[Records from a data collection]
▼

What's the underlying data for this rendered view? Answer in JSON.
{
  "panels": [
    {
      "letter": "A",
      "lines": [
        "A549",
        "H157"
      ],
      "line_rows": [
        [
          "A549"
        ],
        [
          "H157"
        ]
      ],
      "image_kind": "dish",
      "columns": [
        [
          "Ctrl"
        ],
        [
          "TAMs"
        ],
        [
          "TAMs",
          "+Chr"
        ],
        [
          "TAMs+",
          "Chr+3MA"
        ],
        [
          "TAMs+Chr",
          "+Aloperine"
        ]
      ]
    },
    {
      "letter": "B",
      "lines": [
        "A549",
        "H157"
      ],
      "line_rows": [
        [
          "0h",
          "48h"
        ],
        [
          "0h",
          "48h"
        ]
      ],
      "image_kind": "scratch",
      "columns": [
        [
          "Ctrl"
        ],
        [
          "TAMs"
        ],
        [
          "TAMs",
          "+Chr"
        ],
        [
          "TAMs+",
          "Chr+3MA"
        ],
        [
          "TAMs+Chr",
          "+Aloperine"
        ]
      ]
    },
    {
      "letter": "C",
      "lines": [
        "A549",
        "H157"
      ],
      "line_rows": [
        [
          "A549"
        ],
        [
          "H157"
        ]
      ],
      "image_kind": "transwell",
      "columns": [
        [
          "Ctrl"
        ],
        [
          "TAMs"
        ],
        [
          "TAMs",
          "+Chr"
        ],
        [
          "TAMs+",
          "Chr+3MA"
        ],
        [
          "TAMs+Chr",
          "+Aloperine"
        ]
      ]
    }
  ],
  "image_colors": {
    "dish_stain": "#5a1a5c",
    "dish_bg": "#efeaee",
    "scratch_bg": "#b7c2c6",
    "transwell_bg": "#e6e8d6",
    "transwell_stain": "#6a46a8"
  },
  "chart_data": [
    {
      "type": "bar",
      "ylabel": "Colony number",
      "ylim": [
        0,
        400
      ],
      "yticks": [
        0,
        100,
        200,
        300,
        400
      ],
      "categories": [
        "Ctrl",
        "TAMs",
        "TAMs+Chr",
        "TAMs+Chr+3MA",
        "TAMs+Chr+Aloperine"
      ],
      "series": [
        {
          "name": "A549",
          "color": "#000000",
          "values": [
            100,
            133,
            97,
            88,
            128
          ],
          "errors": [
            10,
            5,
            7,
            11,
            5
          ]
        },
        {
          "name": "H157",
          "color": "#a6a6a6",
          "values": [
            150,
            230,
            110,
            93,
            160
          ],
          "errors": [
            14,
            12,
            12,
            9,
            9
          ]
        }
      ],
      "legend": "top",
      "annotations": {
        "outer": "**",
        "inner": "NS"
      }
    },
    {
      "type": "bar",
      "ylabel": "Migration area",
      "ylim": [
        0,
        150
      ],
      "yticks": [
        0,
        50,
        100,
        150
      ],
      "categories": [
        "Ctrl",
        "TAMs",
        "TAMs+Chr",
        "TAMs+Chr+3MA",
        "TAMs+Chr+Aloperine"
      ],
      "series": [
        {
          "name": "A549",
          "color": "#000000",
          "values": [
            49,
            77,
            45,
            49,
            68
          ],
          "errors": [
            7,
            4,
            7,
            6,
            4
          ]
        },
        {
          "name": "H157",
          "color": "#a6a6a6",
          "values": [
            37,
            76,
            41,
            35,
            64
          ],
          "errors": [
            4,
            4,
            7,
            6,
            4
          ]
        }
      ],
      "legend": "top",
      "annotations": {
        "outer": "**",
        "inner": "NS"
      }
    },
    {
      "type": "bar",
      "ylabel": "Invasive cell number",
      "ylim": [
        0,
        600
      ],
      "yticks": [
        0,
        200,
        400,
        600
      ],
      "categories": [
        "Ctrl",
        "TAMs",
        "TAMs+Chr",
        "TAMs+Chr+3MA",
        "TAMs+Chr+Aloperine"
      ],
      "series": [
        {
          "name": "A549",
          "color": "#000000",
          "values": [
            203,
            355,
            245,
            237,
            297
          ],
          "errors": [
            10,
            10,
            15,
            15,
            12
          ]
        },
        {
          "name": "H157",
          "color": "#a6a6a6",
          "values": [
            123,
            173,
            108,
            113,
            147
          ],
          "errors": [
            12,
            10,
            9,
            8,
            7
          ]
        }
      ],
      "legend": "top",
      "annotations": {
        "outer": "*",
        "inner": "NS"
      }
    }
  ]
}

▲

DESCRIPTION OF THE TASK: Restate every record exactly, leaving nothing out.

RESULT OF THIS EXERCISE:
What's the underlying data for this rendered view? Answer in JSON.
{
  "panels": [
    {
      "letter": "A",
      "lines": [
        "A549",
        "H157"
      ],
      "line_rows": [
        [
          "A549"
        ],
        [
          "H157"
        ]
      ],
      "image_kind": "dish",
      "columns": [
        [
          "Ctrl"
        ],
        [
          "TAMs"
        ],
        [
          "TAMs",
          "+Chr"
        ],
        [
          "TAMs+",
          "Chr+3MA"
        ],
        [
          "TAMs+Chr",
          "+Aloperine"
        ]
      ]
    },
    {
      "letter": "B",
      "lines": [
        "A549",
        "H157"
      ],
      "line_rows": [
        [
          "0h",
          "48h"
        ],
        [
          "0h",
          "48h"
        ]
      ],
      "image_kind": "scratch",
      "columns": [
        [
          "Ctrl"
        ],
        [
          "TAMs"
        ],
        [
          "TAMs",
          "+Chr"
        ],
        [
          "TAMs+",
          "Chr+3MA"
        ],
        [
          "TAMs+Chr",
          "+Aloperine"
        ]
      ]
    },
    {
      "letter": "C",
      "lines": [
        "A549",
        "H157"
      ],
      "line_rows": [
        [
          "A549"
        ],
        [
          "H157"
        ]
      ],
      "image_kind": "transwell",
      "columns": [
        [
          "Ctrl"
        ],
        [
          "TAMs"
        ],
        [
          "TAMs",
          "+Chr"
        ],
        [
          "TAMs+",
          "Chr+3MA"
        ],
        [
          "TAMs+Chr",
          "+Aloperine"
        ]
      ]
    }
  ],
  "image_colors": {
    "dish_stain": "#5a1a5c",
    "dish_bg": "#efeaee",
    "scratch_bg": "#b7c2c6",
    "transwell_bg": "#e6e8d6",
    "transwell_stain": "#6a46a8"
  },
  "chart_data": [
    {
      "type": "bar",
      "ylabel": "Colony number",
      "ylim": [
        0,
        400
      ],
      "yticks": [
        0,
        100,
        200,
        300,
        400
      ],
      "categories": [
        "Ctrl",
        "TAMs",
        "TAMs+Chr",
        "TAMs+Chr+3MA",
        "TAMs+Chr+Aloperine"
      ],
      "series": [
        {
          "name": "A549",
          "color": "#000000",
          "values": [
            100,
            133,
            97,
            88,
            128
          ],
          "errors": [
            10,
            5,
            7,
            11,
            5
          ]
        },
        {
          "name": "H157",
          "color": "#a6a6a6",
          "values": [
            150,
            230,
            110,
            93,
            160
          ],
          "errors": [
            14,
            12,
            12,
            9,
            9
          ]
        }
      ],
      "legend": "top",
      "annotations": {
        "outer": "**",
        "inner": "NS"
      }
    },
    {
      "type": "bar",
      "ylabel": "Migration area",
      "ylim": [
        0,
        150
      ],
      "yticks": [
        0,
        50,
        100,
        150
      ],
      "categories": [
        "Ctrl",
        "TAMs",
        "TAMs+Chr",
        "TAMs+Chr+3MA",
        "TAMs+Chr+Aloperine"
      ],
      "series": [
        {
          "name": "A549",
          "color": "#000000",
          "values": [
            49,
            77,
            45,
            49,
            68
          ],
          "errors": [
            7,
            4,
            7,
            6,
            4
          ]
        },
        {
          "name": "H157",
          "color": "#a6a6a6",
          "values": [
            37,
            76,
            41,
            35,
            64
          ],
          "errors": [
            4,
            4,
            7,
            6,
            4
          ]
        }
      ],
      "legend": "top",
      "annotations": {
        "outer": "**",
        "inner": "NS"
      }
    },
    {
      "type": "bar",
      "ylabel": "Invasive cell number",
      "ylim": [
        0,
        600
      ],
      "yticks": [
        0,
        200,
        400,
        600
      ],
      "categories": [
        "Ctrl",
        "TAMs",
        "TAMs+Chr",
        "TAMs+Chr+3MA",
        "TAMs+Chr+Aloperine"
      ],
      "series": [
        {
          "name": "A549",
          "color": "#000000",
          "values": [
            203,
            355,
            245,
            237,
            297
          ],
          "errors": [
            10,
            10,
            15,
            15,
            12
          ]
        },
        {
          "name": "H157",
          "color": "#a6a6a6",
          "values": [
            123,
            173,
            108,
            113,
            147
          ],
          "errors": [
            12,
            10,
            9,
            8,
            7
          ]
        }
      ],
      "legend": "top",
      "annotations": {
        "outer": "*",
        "inner": "NS"
      }
    }
  ]
}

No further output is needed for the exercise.